### Stored data
========================

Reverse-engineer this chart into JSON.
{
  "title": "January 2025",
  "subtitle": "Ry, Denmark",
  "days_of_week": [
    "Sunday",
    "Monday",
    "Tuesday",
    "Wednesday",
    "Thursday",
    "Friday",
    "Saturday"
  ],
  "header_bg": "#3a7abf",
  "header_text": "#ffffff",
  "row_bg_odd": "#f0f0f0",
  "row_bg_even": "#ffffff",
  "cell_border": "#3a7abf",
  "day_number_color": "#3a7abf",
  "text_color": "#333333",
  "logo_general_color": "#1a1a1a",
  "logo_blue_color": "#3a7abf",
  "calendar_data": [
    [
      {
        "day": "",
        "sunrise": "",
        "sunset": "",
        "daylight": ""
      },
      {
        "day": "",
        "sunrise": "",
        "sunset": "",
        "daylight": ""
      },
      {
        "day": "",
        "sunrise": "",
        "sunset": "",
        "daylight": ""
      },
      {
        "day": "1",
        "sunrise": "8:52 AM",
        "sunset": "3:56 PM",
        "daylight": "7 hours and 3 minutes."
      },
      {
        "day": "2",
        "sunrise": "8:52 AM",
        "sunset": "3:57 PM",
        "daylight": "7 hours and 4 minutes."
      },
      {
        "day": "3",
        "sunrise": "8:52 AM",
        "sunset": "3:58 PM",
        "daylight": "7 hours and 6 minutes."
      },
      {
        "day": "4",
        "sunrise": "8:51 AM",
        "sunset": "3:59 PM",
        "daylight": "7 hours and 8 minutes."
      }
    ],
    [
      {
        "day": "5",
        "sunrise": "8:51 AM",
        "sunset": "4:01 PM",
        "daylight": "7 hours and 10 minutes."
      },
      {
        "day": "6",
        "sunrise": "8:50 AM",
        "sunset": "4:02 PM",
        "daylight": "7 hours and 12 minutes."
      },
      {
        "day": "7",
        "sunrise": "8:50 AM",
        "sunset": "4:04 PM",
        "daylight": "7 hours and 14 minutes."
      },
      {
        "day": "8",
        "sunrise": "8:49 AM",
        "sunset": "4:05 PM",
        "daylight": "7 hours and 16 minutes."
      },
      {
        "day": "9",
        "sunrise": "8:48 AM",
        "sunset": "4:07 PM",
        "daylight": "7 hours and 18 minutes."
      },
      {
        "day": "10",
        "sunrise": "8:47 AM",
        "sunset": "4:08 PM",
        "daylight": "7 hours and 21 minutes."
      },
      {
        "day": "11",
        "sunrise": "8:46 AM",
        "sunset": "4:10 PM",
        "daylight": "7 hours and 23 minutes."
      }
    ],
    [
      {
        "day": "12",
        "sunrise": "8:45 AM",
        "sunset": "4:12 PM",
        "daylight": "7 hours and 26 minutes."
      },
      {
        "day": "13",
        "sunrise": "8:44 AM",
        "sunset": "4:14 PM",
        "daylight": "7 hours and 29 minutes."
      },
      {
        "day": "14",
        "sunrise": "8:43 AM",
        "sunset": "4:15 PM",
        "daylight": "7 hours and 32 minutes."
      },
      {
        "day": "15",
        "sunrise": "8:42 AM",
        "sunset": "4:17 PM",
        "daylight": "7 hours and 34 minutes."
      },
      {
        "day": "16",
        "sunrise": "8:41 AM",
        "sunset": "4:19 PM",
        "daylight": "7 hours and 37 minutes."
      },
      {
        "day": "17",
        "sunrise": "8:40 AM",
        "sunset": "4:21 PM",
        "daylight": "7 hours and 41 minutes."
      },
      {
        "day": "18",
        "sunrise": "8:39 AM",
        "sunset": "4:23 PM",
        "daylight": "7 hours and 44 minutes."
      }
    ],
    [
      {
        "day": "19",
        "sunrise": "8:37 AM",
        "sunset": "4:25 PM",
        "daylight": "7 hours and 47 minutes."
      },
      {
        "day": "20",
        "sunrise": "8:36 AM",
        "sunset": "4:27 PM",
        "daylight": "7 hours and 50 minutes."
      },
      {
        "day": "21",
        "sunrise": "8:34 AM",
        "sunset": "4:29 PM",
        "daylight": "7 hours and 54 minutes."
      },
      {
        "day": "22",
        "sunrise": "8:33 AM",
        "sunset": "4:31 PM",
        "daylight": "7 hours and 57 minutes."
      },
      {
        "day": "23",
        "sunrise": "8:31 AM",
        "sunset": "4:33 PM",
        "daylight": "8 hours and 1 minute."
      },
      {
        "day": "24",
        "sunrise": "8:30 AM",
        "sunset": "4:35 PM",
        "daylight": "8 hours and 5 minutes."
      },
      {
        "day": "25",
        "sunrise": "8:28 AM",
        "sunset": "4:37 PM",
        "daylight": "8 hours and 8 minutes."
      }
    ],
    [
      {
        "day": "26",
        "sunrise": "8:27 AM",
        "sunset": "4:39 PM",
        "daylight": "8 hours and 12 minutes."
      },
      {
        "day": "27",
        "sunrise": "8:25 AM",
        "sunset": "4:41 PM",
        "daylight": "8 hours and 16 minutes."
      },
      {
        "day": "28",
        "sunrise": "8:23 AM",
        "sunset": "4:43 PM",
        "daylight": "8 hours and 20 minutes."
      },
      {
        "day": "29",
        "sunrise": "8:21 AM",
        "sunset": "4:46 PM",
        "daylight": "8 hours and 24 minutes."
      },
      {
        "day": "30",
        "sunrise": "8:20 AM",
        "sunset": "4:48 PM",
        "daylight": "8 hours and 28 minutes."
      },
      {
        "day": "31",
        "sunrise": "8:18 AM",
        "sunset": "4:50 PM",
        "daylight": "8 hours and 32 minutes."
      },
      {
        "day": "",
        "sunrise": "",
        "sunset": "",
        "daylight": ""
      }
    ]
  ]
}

========================

### Aim
Write out the entire listing exactly.

### Written response
Reverse-engineer this chart into JSON.
{
  "title": "January 2025",
  "subtitle": "Ry, Denmark",
  "days_of_week": [
    "Sunday",
    "Monday",
    "Tuesday",
    "Wednesday",
    "Thursday",
    "Friday",
    "Saturday"
  ],
  "header_bg": "#3a7abf",
  "header_text": "#ffffff",
  "row_bg_odd": "#f0f0f0",
  "row_bg_even": "#ffffff",
  "cell_border": "#3a7abf",
  "day_number_color": "#3a7abf",
  "text_color": "#333333",
  "logo_general_color": "#1a1a1a",
  "logo_blue_color": "#3a7abf",
  "calendar_data": [
    [
      {
        "day": "",
        "sunrise": "",
        "sunset": "",
        "daylight": ""
      },
      {
        "day": "",
        "sunrise": "",
        "sunset": "",
        "daylight": ""
      },
      {
        "day": "",
        "sunrise": "",
        "sunset": "",
        "daylight": ""
      },
      {
        "day": "1",
        "sunrise": "8:52 AM",
        "sunset": "3:56 PM",
        "daylight": "7 hours and 3 minutes."
      },
      {
        "day": "2",
        "sunrise": "8:52 AM",
        "sunset": "3:57 PM",
        "daylight": "7 hours and 4 minutes."
      },
      {
        "day": "3",
        "sunrise": "8:52 AM",
        "sunset": "3:58 PM",
        "daylight": "7 hours and 6 minutes."
      },
      {
        "day": "4",
        "sunrise": "8:51 AM",
        "sunset": "3:59 PM",
        "daylight": "7 hours and 8 minutes."
      }
    ],
    [
      {
        "day": "5",
        "sunrise": "8:51 AM",
        "sunset": "4:01 PM",
        "daylight": "7 hours and 10 minutes."
      },
      {
        "day": "6",
        "sunrise": "8:50 AM",
        "sunset": "4:02 PM",
        "daylight": "7 hours and 12 minutes."
      },
      {
        "day": "7",
        "sunrise": "8:50 AM",
        "sunset": "4:04 PM",
        "daylight": "7 hours and 14 minutes."
      },
      {
        "day": "8",
        "sunrise": "8:49 AM",
        "sunset": "4:05 PM",
        "daylight": "7 hours and 16 minutes."
      },
      {
        "day": "9",
        "sunrise": "8:48 AM",
        "sunset": "4:07 PM",
        "daylight": "7 hours and 18 minutes."
      },
      {
        "day": "10",
        "sunrise": "8:47 AM",
        "sunset": "4:08 PM",
        "daylight": "7 hours and 21 minutes."
      },
      {
        "day": "11",
        "sunrise": "8:46 AM",
        "sunset": "4:10 PM",
        "daylight": "7 hours and 23 minutes."
      }
    ],
    [
      {
        "day": "12",
        "sunrise": "8:45 AM",
        "sunset": "4:12 PM",
        "daylight": "7 hours and 26 minutes."
      },
      {
        "day": "13",
        "sunrise": "8:44 AM",
        "sunset": "4:14 PM",
        "daylight": "7 hours and 29 minutes."
      },
      {
        "day": "14",
        "sunrise": "8:43 AM",
        "sunset": "4:15 PM",
        "daylight": "7 hours and 32 minutes."
      },
      {
        "day": "15",
        "sunrise": "8:42 AM",
        "sunset": "4:17 PM",
        "daylight": "7 hours and 34 minutes."
      },
      {
        "day": "16",
        "sunrise": "8:41 AM",
        "sunset": "4:19 PM",
        "daylight": "7 hours and 37 minutes."
      },
      {
        "day": "17",
        "sunrise": "8:40 AM",
        "sunset": "4:21 PM",
        "daylight": "7 hours and 41 minutes."
      },
      {
        "day": "18",
        "sunrise": "8:39 AM",
        "sunset": "4:23 PM",
        "daylight": "7 hours and 44 minutes."
      }
    ],
    [
      {
        "day": "19",
        "sunrise": "8:37 AM",
        "sunset": "4:25 PM",
        "daylight": "7 hours and 47 minutes."
      },
      {
        "day": "20",
        "sunrise": "8:36 AM",
        "sunset": "4:27 PM",
        "daylight": "7 hours and 50 minutes."
      },
      {
        "day": "21",
        "sunrise": "8:34 AM",
        "sunset": "4:29 PM",
        "daylight": "7 hours and 54 minutes."
      },
      {
        "day": "22",
        "sunrise": "8:33 AM",
        "sunset": "4:31 PM",
        "daylight": "7 hours and 57 minutes."
      },
      {
        "day": "23",
        "sunrise": "8:31 AM",
        "sunset": "4:33 PM",
        "daylight": "8 hours and 1 minute."
      },
      {
        "day": "24",
        "sunrise": "8:30 AM",
        "sunset": "4:35 PM",
        "daylight": "8 hours and 5 minutes."
      },
      {
        "day": "25",
        "sunrise": "8:28 AM",
        "sunset": "4:37 PM",
        "daylight": "8 hours and 8 minutes."
      }
    ],
    [
      {
        "day": "26",
        "sunrise": "8:27 AM",
        "sunset": "4:39 PM",
        "daylight": "8 hours and 12 minutes."
      },
      {
        "day": "27",
        "sunrise": "8:25 AM",
        "sunset": "4:41 PM",
        "daylight": "8 hours and 16 minutes."
      },
      {
        "day": "28",
        "sunrise": "8:23 AM",
        "sunset": "4:43 PM",
        "daylight": "8 hours and 20 minutes."
      },
      {
        "day": "29",
        "sunrise": "8:21 AM",
        "sunset": "4:46 PM",
        "daylight": "8 hours and 24 minutes."
      },
      {
        "day": "30",
        "sunrise": "8:20 AM",
        "sunset": "4:48 PM",
        "daylight": "8 hours and 28 minutes."
      },
      {
        "day": "31",
        "sunrise": "8:18 AM",
        "sunset": "4:50 PM",
        "daylight": "8 hours and 32 minutes."
      },
      {
        "day": "",
        "sunrise": "",
        "sunset": "",
        "daylight": ""
      }
    ]
  ]
}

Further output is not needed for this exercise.